PROVIDED RECORDS:

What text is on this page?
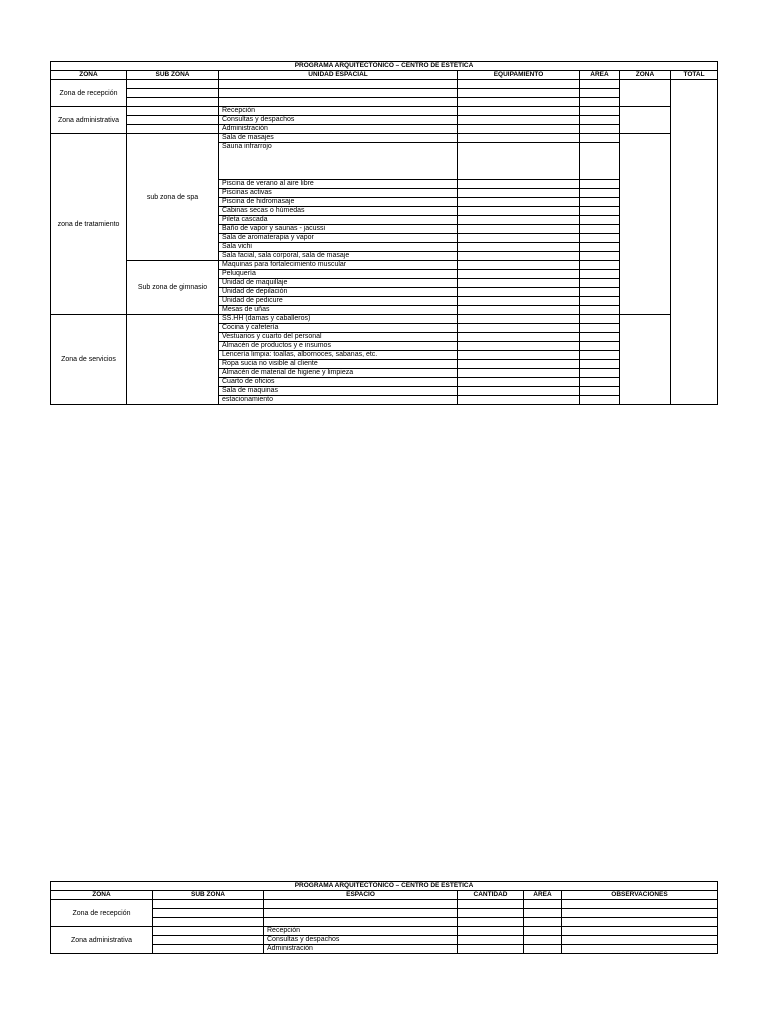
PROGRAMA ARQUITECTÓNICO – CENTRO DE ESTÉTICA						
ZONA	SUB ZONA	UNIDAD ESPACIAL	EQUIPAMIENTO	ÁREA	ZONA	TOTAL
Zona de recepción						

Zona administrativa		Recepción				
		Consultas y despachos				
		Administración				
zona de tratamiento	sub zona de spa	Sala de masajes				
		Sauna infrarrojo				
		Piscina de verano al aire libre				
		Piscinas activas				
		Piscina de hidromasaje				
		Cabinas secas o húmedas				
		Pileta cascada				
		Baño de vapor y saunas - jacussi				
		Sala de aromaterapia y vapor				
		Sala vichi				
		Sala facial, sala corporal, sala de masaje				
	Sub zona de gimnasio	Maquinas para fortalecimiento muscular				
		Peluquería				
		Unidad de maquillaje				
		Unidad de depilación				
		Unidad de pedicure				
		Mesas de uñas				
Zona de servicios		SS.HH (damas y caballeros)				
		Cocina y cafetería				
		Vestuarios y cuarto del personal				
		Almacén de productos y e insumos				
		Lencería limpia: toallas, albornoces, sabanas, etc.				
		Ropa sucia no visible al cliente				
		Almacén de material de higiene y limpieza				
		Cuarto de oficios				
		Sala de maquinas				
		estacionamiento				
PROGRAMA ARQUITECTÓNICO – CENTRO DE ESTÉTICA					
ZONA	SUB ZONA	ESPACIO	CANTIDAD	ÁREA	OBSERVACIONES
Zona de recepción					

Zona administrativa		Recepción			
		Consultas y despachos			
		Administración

REQUIREMENT:
What comes back should match the records exactly, minus any pictures.

THE ANSWER:
What text is on this page?
PROGRAMA ARQUITECTÓNICO – CENTRO DE ESTÉTICA						
ZONA	SUB ZONA	UNIDAD ESPACIAL	EQUIPAMIENTO	ÁREA	ZONA	TOTAL
Zona de recepción						

Zona administrativa		Recepción				
		Consultas y despachos				
		Administración				
zona de tratamiento	sub zona de spa	Sala de masajes				
		Sauna infrarrojo				
		Piscina de verano al aire libre				
		Piscinas activas				
		Piscina de hidromasaje				
		Cabinas secas o húmedas				
		Pileta cascada				
		Baño de vapor y saunas - jacussi				
		Sala de aromaterapia y vapor				
		Sala vichi				
		Sala facial, sala corporal, sala de masaje				
	Sub zona de gimnasio	Maquinas para fortalecimiento muscular				
		Peluquería				
		Unidad de maquillaje				
		Unidad de depilación				
		Unidad de pedicure				
		Mesas de uñas				
Zona de servicios		SS.HH (damas y caballeros)				
		Cocina y cafetería				
		Vestuarios y cuarto del personal				
		Almacén de productos y e insumos				
		Lencería limpia: toallas, albornoces, sabanas, etc.				
		Ropa sucia no visible al cliente				
		Almacén de material de higiene y limpieza				
		Cuarto de oficios				
		Sala de maquinas				
		estacionamiento				
PROGRAMA ARQUITECTÓNICO – CENTRO DE ESTÉTICA					
ZONA	SUB ZONA	ESPACIO	CANTIDAD	ÁREA	OBSERVACIONES
Zona de recepción					

Zona administrativa		Recepción			
		Consultas y despachos			
		Administración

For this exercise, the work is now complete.